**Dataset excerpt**
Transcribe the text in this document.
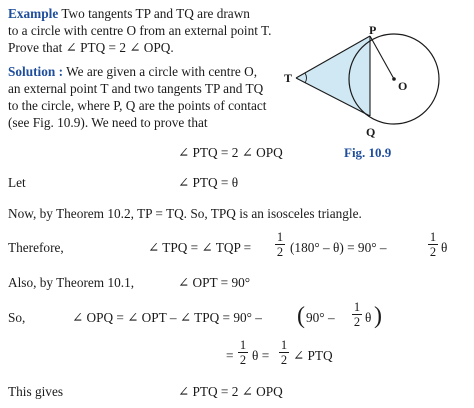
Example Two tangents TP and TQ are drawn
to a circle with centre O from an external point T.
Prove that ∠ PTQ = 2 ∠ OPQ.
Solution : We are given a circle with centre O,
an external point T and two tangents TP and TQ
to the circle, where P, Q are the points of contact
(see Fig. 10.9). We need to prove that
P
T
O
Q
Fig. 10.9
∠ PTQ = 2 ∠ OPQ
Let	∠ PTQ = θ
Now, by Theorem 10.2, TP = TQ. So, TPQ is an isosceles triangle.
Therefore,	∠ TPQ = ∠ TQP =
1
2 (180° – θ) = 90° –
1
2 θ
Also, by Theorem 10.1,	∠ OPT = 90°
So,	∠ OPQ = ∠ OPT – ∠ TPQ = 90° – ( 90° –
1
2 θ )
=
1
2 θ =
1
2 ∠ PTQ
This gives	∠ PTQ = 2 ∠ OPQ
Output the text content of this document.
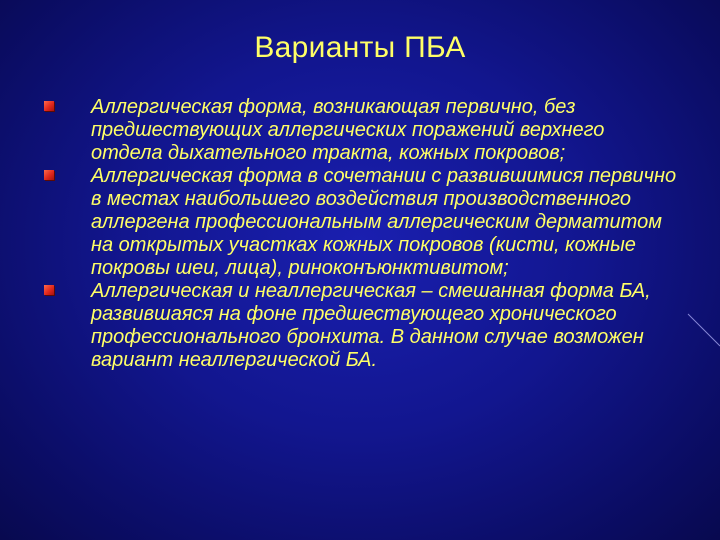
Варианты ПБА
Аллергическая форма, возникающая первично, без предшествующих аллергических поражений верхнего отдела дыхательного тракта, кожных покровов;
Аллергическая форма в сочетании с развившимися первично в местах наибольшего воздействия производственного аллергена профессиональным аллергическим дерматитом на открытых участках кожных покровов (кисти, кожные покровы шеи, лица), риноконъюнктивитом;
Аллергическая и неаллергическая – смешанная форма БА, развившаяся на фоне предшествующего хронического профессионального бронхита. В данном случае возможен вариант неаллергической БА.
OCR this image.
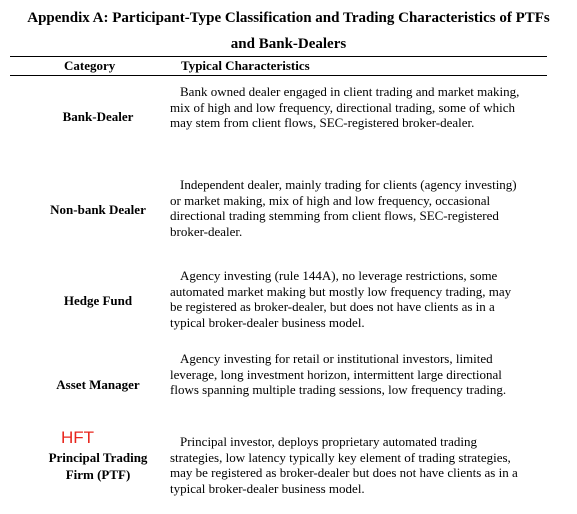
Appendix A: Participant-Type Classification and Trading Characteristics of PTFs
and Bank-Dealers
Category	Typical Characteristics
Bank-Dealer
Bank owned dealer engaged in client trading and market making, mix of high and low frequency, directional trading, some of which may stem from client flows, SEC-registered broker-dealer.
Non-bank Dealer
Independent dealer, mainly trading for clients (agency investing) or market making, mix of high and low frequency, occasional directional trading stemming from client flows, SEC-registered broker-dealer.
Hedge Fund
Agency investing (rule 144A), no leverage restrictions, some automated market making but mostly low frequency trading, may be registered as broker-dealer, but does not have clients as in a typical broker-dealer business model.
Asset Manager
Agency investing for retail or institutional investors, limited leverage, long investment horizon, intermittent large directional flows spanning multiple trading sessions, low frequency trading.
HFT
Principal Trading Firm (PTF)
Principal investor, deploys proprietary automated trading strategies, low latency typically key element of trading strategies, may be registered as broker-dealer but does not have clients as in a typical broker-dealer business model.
* * *
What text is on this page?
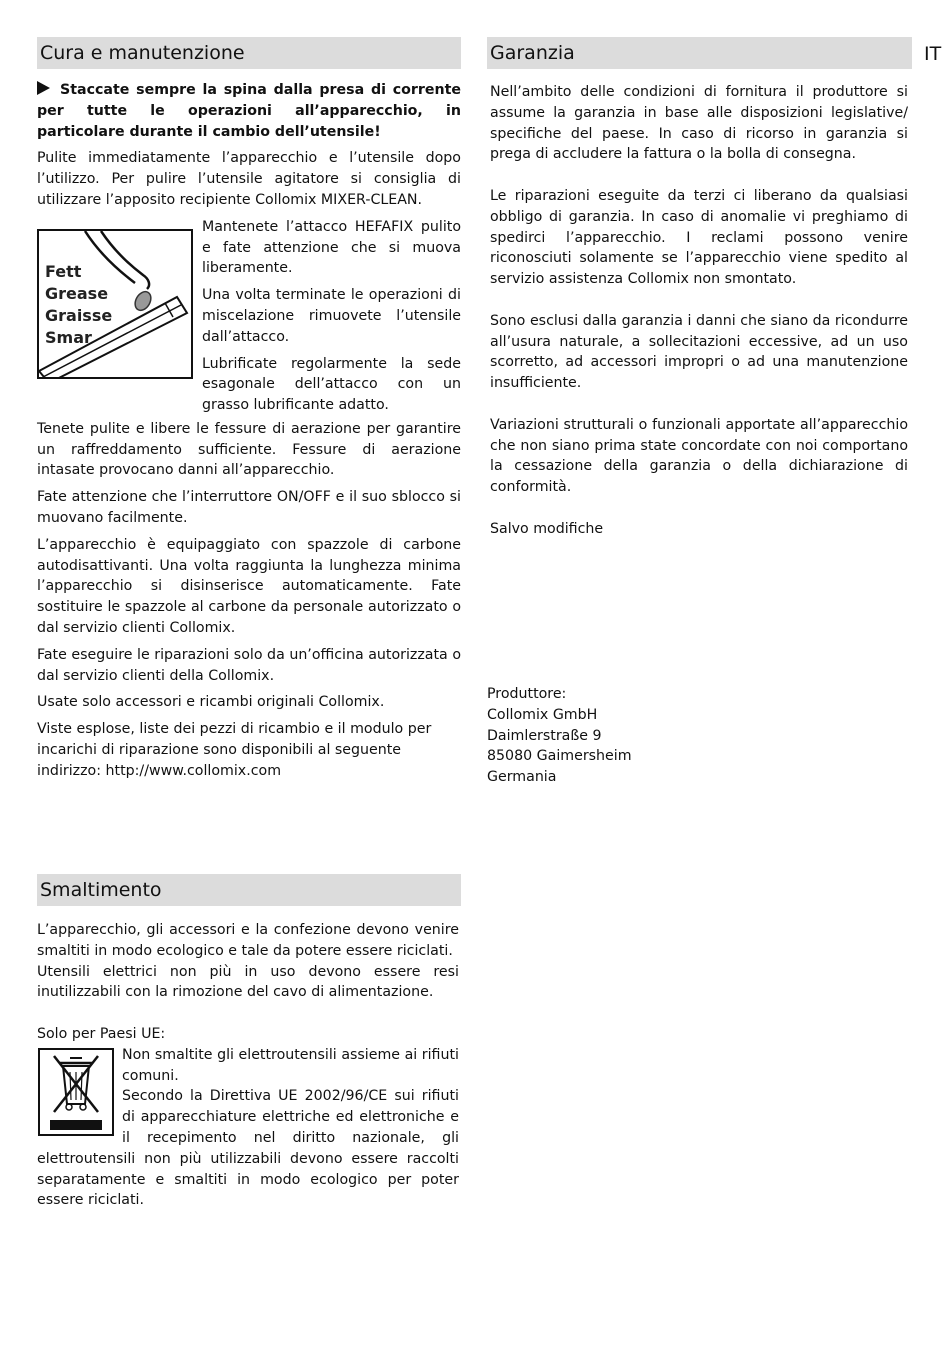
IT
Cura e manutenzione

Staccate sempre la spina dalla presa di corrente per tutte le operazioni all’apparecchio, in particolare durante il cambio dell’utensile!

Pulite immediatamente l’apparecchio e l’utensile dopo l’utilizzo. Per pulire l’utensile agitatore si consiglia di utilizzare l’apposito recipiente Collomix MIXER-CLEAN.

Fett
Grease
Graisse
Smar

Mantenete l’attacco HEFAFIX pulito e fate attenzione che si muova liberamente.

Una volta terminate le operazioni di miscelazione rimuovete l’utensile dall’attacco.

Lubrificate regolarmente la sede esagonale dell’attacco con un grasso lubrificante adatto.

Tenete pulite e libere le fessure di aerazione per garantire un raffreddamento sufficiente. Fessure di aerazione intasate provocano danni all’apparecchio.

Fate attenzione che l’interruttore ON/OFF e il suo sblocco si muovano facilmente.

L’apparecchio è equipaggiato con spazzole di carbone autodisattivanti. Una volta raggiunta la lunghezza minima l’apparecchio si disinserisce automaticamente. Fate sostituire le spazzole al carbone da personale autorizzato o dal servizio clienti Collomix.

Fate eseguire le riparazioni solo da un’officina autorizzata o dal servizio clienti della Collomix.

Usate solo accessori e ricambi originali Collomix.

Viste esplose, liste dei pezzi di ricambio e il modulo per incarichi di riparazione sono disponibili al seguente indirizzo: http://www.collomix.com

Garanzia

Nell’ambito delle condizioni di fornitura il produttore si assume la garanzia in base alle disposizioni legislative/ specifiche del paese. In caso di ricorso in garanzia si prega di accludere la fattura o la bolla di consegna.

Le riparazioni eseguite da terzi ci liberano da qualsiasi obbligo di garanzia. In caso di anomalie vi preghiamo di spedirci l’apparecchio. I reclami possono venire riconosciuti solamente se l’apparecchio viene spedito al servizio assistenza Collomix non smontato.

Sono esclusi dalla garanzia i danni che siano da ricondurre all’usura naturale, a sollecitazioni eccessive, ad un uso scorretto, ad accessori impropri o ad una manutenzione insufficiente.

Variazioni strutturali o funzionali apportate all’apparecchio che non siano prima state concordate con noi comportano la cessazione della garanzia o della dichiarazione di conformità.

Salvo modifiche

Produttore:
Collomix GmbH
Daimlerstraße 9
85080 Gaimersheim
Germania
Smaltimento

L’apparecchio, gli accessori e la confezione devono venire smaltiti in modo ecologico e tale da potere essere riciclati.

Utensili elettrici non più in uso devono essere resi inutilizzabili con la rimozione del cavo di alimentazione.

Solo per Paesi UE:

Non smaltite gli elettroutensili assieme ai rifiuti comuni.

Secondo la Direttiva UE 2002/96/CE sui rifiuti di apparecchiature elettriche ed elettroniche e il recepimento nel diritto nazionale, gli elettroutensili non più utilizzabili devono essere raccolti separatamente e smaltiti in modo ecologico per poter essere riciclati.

**Task statement**
Find the string "with" in the listing and return every line that holds it.

**Exercise solution**
to a circle with centre O from an external point T.
Solution : We are given a circle with centre O,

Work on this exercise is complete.